*EXERCISE:*
Reproduce, word for word, the part of the 2012 Southern Conference baseball tournament text below from "- MVP: Josh" to "three , , and out.".

*TEXT BLOCK:*
'''
2012 Southern Conference baseball tournament
- 2012 SoCon baseball tournament logo
- Teams: 8
- Format: Double-elimination tournament
- Finals site: Fluor Field at the West End; Greenville, South Carolina;
- Champions: Samford (1 title)
- Winning coach: Casey Dunn (1 title)
- MVP: Josh Martin (Samford)
- Television: ESPN3

= 2012 Southern Conference baseball tournament =

The 2012 Southern Conference baseball tournament took place at Fluor Field at the West End in Greenville, South Carolina, from May 23 through 27. The final game was televised on ESPN3

The tournament used a double-elimination format. Only the top eight teams in the conference standings participated, leaving three , , and out.

Samford went 4–0 to win the tournament, clinching the conference's automatic berth in the 2012 NCAA Division I baseball tournament and the school's first ever Regional appearance. 2012 also marks the school's first baseball championship since joining the Southern Conference in 2008.
'''
*INFORMATION SUPPLIED:*
'''
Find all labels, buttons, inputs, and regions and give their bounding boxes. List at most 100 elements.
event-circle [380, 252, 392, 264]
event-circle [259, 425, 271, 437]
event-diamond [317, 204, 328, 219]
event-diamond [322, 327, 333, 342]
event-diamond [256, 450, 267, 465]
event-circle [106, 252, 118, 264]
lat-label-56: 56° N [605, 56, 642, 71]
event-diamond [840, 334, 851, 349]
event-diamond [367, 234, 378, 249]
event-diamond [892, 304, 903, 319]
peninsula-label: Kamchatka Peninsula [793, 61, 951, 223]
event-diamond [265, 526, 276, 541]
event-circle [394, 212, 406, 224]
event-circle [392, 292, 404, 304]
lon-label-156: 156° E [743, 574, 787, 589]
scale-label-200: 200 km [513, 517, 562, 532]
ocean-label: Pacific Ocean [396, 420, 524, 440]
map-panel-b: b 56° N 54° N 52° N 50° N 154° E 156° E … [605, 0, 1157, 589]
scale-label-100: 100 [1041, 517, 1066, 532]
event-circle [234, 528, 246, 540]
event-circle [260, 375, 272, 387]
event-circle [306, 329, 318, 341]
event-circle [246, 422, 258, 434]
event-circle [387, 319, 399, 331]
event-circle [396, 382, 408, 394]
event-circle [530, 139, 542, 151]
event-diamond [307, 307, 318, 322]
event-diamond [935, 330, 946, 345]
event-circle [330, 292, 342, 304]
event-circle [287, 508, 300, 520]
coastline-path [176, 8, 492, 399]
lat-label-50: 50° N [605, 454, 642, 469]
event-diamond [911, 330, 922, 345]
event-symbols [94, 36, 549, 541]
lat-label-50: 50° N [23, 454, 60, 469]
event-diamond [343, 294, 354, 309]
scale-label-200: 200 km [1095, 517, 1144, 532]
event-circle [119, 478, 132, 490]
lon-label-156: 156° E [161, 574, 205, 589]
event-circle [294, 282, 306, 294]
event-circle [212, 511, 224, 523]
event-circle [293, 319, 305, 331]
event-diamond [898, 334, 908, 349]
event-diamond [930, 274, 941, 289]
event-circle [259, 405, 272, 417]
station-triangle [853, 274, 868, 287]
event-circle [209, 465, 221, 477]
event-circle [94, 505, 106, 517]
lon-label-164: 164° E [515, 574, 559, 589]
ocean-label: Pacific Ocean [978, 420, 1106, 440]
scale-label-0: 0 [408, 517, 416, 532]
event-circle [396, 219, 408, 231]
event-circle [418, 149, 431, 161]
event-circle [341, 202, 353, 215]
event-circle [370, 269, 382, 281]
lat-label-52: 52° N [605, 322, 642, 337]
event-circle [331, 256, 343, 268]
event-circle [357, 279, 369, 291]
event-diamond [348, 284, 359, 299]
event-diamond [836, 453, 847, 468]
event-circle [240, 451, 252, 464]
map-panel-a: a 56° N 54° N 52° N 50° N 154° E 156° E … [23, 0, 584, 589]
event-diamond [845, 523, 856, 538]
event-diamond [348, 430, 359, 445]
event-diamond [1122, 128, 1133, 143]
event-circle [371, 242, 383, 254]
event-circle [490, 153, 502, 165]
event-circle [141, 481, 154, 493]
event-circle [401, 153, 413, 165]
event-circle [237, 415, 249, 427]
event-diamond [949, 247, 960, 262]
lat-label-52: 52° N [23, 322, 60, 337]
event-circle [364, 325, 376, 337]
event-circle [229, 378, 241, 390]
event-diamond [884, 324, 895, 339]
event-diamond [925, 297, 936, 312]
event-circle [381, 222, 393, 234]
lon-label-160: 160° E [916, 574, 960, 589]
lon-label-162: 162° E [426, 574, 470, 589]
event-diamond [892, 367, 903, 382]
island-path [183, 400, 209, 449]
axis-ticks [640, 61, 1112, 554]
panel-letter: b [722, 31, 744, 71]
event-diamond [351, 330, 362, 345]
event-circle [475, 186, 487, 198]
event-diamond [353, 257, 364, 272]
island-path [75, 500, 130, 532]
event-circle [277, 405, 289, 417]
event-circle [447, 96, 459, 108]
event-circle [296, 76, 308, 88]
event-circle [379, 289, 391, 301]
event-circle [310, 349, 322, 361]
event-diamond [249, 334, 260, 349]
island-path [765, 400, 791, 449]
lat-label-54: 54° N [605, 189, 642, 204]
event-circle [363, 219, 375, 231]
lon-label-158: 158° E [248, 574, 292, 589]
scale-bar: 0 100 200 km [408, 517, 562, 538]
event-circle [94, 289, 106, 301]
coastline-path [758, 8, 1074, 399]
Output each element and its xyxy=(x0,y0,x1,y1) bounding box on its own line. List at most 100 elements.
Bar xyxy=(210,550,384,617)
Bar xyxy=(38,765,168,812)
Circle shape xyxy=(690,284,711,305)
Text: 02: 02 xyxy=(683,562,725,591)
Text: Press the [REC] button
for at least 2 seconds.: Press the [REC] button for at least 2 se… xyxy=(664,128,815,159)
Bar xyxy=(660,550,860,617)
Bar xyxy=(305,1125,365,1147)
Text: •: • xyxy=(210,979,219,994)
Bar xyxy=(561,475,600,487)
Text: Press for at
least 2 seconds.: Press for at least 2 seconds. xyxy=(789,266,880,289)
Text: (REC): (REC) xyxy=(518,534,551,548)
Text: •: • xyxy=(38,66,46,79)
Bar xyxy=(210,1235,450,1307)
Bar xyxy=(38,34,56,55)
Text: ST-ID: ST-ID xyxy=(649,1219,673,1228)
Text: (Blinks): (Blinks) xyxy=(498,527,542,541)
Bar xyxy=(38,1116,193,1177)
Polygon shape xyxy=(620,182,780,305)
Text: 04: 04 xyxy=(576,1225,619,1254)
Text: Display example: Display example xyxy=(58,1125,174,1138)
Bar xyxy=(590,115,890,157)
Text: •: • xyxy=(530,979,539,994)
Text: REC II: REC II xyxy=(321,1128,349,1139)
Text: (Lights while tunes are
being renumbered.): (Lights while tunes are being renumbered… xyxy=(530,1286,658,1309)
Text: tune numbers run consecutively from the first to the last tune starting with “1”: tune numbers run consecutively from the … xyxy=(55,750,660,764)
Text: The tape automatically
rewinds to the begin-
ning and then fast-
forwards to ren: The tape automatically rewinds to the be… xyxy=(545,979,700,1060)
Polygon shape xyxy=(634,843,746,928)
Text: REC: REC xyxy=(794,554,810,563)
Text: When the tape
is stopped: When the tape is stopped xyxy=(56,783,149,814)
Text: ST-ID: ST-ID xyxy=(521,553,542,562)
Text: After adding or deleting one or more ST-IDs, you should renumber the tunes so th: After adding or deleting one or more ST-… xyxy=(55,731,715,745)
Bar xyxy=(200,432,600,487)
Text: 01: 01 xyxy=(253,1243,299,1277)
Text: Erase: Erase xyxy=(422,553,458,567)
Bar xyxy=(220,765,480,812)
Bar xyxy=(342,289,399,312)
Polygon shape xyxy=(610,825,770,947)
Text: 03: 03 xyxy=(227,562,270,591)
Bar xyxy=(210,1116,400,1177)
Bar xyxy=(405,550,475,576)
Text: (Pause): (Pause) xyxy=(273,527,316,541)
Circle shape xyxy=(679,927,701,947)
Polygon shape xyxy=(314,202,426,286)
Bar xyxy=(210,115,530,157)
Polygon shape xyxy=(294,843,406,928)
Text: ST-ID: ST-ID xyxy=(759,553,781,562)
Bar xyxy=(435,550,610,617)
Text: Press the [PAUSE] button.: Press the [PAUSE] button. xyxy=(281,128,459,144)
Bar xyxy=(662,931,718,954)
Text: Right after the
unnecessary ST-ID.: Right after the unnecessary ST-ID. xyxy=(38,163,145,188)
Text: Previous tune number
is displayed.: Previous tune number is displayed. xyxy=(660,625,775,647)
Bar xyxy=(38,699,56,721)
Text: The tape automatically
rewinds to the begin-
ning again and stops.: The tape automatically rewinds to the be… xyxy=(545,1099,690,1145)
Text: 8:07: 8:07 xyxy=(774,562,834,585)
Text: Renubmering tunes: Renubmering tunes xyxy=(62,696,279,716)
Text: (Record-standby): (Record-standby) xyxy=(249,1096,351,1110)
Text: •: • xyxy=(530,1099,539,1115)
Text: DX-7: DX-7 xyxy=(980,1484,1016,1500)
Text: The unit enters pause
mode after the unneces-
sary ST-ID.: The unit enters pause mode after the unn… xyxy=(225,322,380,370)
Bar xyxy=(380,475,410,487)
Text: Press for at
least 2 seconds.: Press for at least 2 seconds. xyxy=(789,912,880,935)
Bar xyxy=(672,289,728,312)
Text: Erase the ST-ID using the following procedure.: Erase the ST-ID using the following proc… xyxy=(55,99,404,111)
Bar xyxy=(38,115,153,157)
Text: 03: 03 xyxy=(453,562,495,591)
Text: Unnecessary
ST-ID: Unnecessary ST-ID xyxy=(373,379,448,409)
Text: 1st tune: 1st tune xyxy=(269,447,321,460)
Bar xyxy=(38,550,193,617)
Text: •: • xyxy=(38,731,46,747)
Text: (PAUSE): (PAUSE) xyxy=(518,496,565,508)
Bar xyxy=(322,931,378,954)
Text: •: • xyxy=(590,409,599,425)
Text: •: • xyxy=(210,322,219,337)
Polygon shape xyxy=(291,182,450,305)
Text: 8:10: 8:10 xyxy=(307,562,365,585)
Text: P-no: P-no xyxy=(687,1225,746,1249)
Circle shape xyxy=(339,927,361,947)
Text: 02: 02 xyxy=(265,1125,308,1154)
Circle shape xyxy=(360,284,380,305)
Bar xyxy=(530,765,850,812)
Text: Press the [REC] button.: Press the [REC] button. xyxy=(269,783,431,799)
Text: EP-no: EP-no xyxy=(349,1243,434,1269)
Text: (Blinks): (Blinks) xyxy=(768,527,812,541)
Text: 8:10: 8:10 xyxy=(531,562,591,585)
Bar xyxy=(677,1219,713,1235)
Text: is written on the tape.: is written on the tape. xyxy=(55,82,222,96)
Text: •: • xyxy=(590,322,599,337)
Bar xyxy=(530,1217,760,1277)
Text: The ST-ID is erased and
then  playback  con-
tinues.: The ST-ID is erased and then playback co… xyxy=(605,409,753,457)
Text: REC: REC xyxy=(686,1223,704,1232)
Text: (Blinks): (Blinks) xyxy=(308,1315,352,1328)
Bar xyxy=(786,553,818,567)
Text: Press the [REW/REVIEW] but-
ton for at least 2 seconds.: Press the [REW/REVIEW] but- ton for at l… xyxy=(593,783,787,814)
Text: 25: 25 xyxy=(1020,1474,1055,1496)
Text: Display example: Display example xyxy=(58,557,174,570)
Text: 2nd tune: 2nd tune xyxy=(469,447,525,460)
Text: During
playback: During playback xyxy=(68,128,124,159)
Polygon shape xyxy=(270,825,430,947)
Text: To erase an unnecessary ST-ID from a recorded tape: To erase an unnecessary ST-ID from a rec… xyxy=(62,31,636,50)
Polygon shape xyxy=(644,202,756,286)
'''
*TASK SOLUTION:*
- MVP: Josh Martin (Samford)
- Television: ESPN3

= 2012 Southern Conference baseball tournament =

The 2012 Southern Conference baseball tournament took place at Fluor Field at the West End in Greenville, South Carolina, from May 23 through 27. The final game was televised on ESPN3

The tournament used a double-elimination format. Only the top eight teams in the conference standings participated, leaving three , , and out.